* **Data listing**
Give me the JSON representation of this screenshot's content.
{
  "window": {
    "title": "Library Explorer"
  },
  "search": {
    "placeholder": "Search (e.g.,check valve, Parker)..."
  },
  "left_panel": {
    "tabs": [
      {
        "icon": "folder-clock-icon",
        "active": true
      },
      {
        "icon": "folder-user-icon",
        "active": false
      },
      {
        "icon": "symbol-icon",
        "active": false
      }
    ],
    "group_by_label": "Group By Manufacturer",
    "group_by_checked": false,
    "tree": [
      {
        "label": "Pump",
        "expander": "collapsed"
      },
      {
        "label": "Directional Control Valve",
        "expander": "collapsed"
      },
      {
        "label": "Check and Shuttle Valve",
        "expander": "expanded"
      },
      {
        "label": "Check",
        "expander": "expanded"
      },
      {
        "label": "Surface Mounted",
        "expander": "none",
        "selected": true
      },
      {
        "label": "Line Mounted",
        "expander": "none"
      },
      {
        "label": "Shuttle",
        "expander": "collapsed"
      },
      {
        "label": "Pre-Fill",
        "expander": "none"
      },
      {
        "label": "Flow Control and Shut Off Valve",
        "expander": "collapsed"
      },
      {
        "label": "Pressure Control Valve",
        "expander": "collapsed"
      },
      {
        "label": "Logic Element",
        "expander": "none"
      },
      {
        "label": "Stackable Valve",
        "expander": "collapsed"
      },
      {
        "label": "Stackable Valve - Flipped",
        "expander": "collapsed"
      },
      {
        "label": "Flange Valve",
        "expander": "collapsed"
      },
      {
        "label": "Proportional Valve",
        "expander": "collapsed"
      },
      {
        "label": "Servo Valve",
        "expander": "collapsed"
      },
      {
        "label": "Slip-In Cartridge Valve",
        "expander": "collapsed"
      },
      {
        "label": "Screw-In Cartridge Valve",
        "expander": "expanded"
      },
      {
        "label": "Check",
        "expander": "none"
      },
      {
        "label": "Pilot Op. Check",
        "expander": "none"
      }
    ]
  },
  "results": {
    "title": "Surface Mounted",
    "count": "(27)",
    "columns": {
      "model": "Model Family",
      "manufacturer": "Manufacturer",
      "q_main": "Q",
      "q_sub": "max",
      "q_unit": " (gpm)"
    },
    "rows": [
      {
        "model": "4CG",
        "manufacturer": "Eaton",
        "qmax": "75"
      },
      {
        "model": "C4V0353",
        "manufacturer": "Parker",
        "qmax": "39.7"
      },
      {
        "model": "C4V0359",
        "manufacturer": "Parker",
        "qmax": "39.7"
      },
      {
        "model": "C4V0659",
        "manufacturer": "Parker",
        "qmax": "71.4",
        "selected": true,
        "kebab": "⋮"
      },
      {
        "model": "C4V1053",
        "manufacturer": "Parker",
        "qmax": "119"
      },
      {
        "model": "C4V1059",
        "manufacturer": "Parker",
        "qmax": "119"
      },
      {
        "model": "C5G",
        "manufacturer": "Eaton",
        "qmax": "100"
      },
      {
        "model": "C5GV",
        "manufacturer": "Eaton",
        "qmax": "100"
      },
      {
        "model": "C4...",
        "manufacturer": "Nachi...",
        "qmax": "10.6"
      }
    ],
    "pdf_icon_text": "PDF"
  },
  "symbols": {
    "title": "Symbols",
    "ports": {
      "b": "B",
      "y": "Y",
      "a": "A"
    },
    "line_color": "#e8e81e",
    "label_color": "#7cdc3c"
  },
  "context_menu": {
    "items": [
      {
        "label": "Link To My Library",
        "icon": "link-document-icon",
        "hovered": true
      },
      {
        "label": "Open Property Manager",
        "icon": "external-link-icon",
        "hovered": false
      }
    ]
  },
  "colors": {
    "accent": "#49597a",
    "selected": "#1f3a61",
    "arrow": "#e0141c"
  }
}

* **Exercise prompt**
Print the material once more, exactly.

* **Solution to this exercise**
Give me the JSON representation of this screenshot's content.
{
  "window": {
    "title": "Library Explorer"
  },
  "search": {
    "placeholder": "Search (e.g.,check valve, Parker)..."
  },
  "left_panel": {
    "tabs": [
      {
        "icon": "folder-clock-icon",
        "active": true
      },
      {
        "icon": "folder-user-icon",
        "active": false
      },
      {
        "icon": "symbol-icon",
        "active": false
      }
    ],
    "group_by_label": "Group By Manufacturer",
    "group_by_checked": false,
    "tree": [
      {
        "label": "Pump",
        "expander": "collapsed"
      },
      {
        "label": "Directional Control Valve",
        "expander": "collapsed"
      },
      {
        "label": "Check and Shuttle Valve",
        "expander": "expanded"
      },
      {
        "label": "Check",
        "expander": "expanded"
      },
      {
        "label": "Surface Mounted",
        "expander": "none",
        "selected": true
      },
      {
        "label": "Line Mounted",
        "expander": "none"
      },
      {
        "label": "Shuttle",
        "expander": "collapsed"
      },
      {
        "label": "Pre-Fill",
        "expander": "none"
      },
      {
        "label": "Flow Control and Shut Off Valve",
        "expander": "collapsed"
      },
      {
        "label": "Pressure Control Valve",
        "expander": "collapsed"
      },
      {
        "label": "Logic Element",
        "expander": "none"
      },
      {
        "label": "Stackable Valve",
        "expander": "collapsed"
      },
      {
        "label": "Stackable Valve - Flipped",
        "expander": "collapsed"
      },
      {
        "label": "Flange Valve",
        "expander": "collapsed"
      },
      {
        "label": "Proportional Valve",
        "expander": "collapsed"
      },
      {
        "label": "Servo Valve",
        "expander": "collapsed"
      },
      {
        "label": "Slip-In Cartridge Valve",
        "expander": "collapsed"
      },
      {
        "label": "Screw-In Cartridge Valve",
        "expander": "expanded"
      },
      {
        "label": "Check",
        "expander": "none"
      },
      {
        "label": "Pilot Op. Check",
        "expander": "none"
      }
    ]
  },
  "results": {
    "title": "Surface Mounted",
    "count": "(27)",
    "columns": {
      "model": "Model Family",
      "manufacturer": "Manufacturer",
      "q_main": "Q",
      "q_sub": "max",
      "q_unit": " (gpm)"
    },
    "rows": [
      {
        "model": "4CG",
        "manufacturer": "Eaton",
        "qmax": "75"
      },
      {
        "model": "C4V0353",
        "manufacturer": "Parker",
        "qmax": "39.7"
      },
      {
        "model": "C4V0359",
        "manufacturer": "Parker",
        "qmax": "39.7"
      },
      {
        "model": "C4V0659",
        "manufacturer": "Parker",
        "qmax": "71.4",
        "selected": true,
        "kebab": "⋮"
      },
      {
        "model": "C4V1053",
        "manufacturer": "Parker",
        "qmax": "119"
      },
      {
        "model": "C4V1059",
        "manufacturer": "Parker",
        "qmax": "119"
      },
      {
        "model": "C5G",
        "manufacturer": "Eaton",
        "qmax": "100"
      },
      {
        "model": "C5GV",
        "manufacturer": "Eaton",
        "qmax": "100"
      },
      {
        "model": "C4...",
        "manufacturer": "Nachi...",
        "qmax": "10.6"
      }
    ],
    "pdf_icon_text": "PDF"
  },
  "symbols": {
    "title": "Symbols",
    "ports": {
      "b": "B",
      "y": "Y",
      "a": "A"
    },
    "line_color": "#e8e81e",
    "label_color": "#7cdc3c"
  },
  "context_menu": {
    "items": [
      {
        "label": "Link To My Library",
        "icon": "link-document-icon",
        "hovered": true
      },
      {
        "label": "Open Property Manager",
        "icon": "external-link-icon",
        "hovered": false
      }
    ]
  },
  "colors": {
    "accent": "#49597a",
    "selected": "#1f3a61",
    "arrow": "#e0141c"
  }
}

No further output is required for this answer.